* **Stored data**:
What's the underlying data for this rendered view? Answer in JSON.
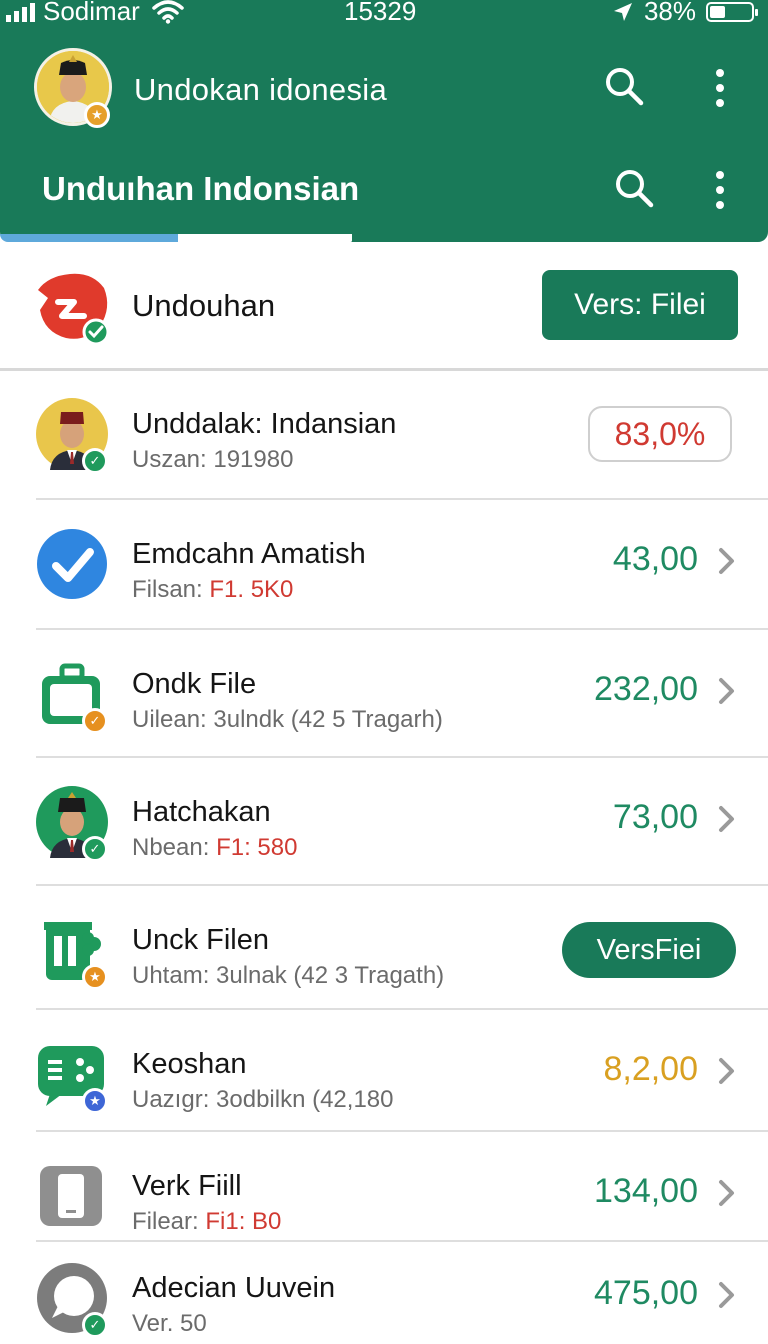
{
  "status_bar": {
    "carrier": "Sodimar",
    "time": "15329",
    "battery": "38%",
    "battery_level": 0.38
  },
  "header": {
    "app_title": "Undokan idonesia",
    "section_title": "Unduıhan Indonsian"
  },
  "top_row": {
    "title": "Undouhan",
    "button_label": "Vers: Filei"
  },
  "items": [
    {
      "title": "Unddalak: Indansian",
      "sub": "Uszan: 191980",
      "sub_red": "",
      "value": "83,0%"
    },
    {
      "title": "Emdcahn Amatish",
      "sub": "Filsan: ",
      "sub_red": "F1. 5K0",
      "value": "43,00"
    },
    {
      "title": "Ondk File",
      "sub": "Uilean: 3ulndk  (42 5 Tragarh)",
      "sub_red": "",
      "value": "232,00"
    },
    {
      "title": "Hatchakan",
      "sub": "Nbean: ",
      "sub_red": "F1: 580",
      "value": "73,00"
    },
    {
      "title": "Unck Filen",
      "sub": "Uhtam: 3ulnak  (42 3 Tragath)",
      "sub_red": "",
      "button": "VersFiei"
    },
    {
      "title": "Keoshan",
      "sub": "Uazıgr: 3odbilkn (42,180",
      "sub_red": "",
      "value": "8,2,00"
    },
    {
      "title": "Verk Fiill",
      "sub": "Filear: ",
      "sub_red": "Fi1: B0",
      "value": "134,00"
    },
    {
      "title": "Adecian Uuvein",
      "sub": "Ver. 50",
      "sub_red": "",
      "value": "475,00"
    }
  ],
  "colors": {
    "brand_green": "#197a59",
    "value_green": "#1f8a62",
    "value_red": "#d03a32",
    "value_amber": "#d9a021",
    "tab_indicator": "#5ea9db"
  }
}
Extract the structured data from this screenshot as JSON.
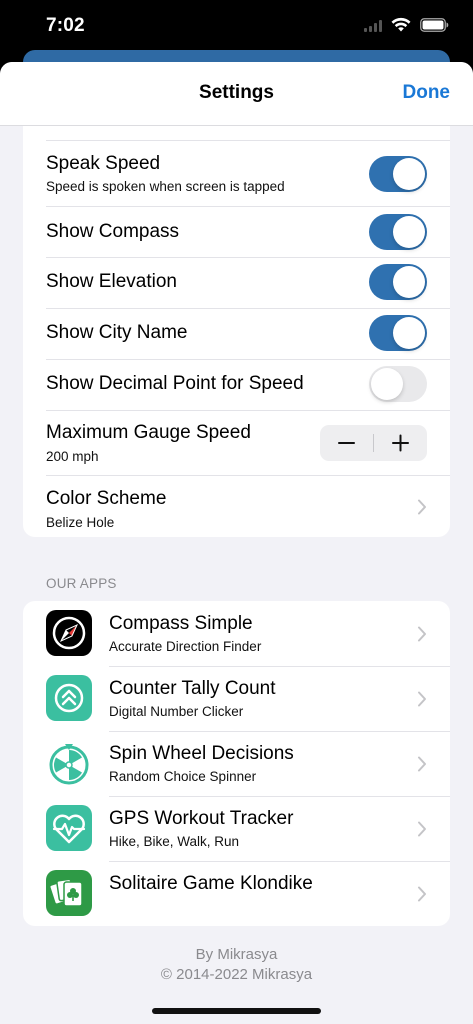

* **Set task**:
Restate each line of the records exactly; pictures do not belong in the copy.

* **Answer**:
What's the underlying data for this rendered view? Answer in JSON.
{
  "status_bar": {
    "carrier": "Sodimar",
    "time": "15329",
    "battery": "38%",
    "battery_level": 0.38
  },
  "header": {
    "app_title": "Undokan idonesia",
    "section_title": "Unduıhan Indonsian"
  },
  "top_row": {
    "title": "Undouhan",
    "button_label": "Vers: Filei"
  },
  "items": [
    {
      "title": "Unddalak: Indansian",
      "sub": "Uszan: 191980",
      "sub_red": "",
      "value": "83,0%"
    },
    {
      "title": "Emdcahn Amatish",
      "sub": "Filsan: ",
      "sub_red": "F1. 5K0",
      "value": "43,00"
    },
    {
      "title": "Ondk File",
      "sub": "Uilean: 3ulndk  (42 5 Tragarh)",
      "sub_red": "",
      "value": "232,00"
    },
    {
      "title": "Hatchakan",
      "sub": "Nbean: ",
      "sub_red": "F1: 580",
      "value": "73,00"
    },
    {
      "title": "Unck Filen",
      "sub": "Uhtam: 3ulnak  (42 3 Tragath)",
      "sub_red": "",
      "button": "VersFiei"
    },
    {
      "title": "Keoshan",
      "sub": "Uazıgr: 3odbilkn (42,180",
      "sub_red": "",
      "value": "8,2,00"
    },
    {
      "title": "Verk Fiill",
      "sub": "Filear: ",
      "sub_red": "Fi1: B0",
      "value": "134,00"
    },
    {
      "title": "Adecian Uuvein",
      "sub": "Ver. 50",
      "sub_red": "",
      "value": "475,00"
    }
  ],
  "colors": {
    "brand_green": "#197a59",
    "value_green": "#1f8a62",
    "value_red": "#d03a32",
    "value_amber": "#d9a021",
    "tab_indicator": "#5ea9db"
  }
}
Extract the structured data from this screenshot as JSON.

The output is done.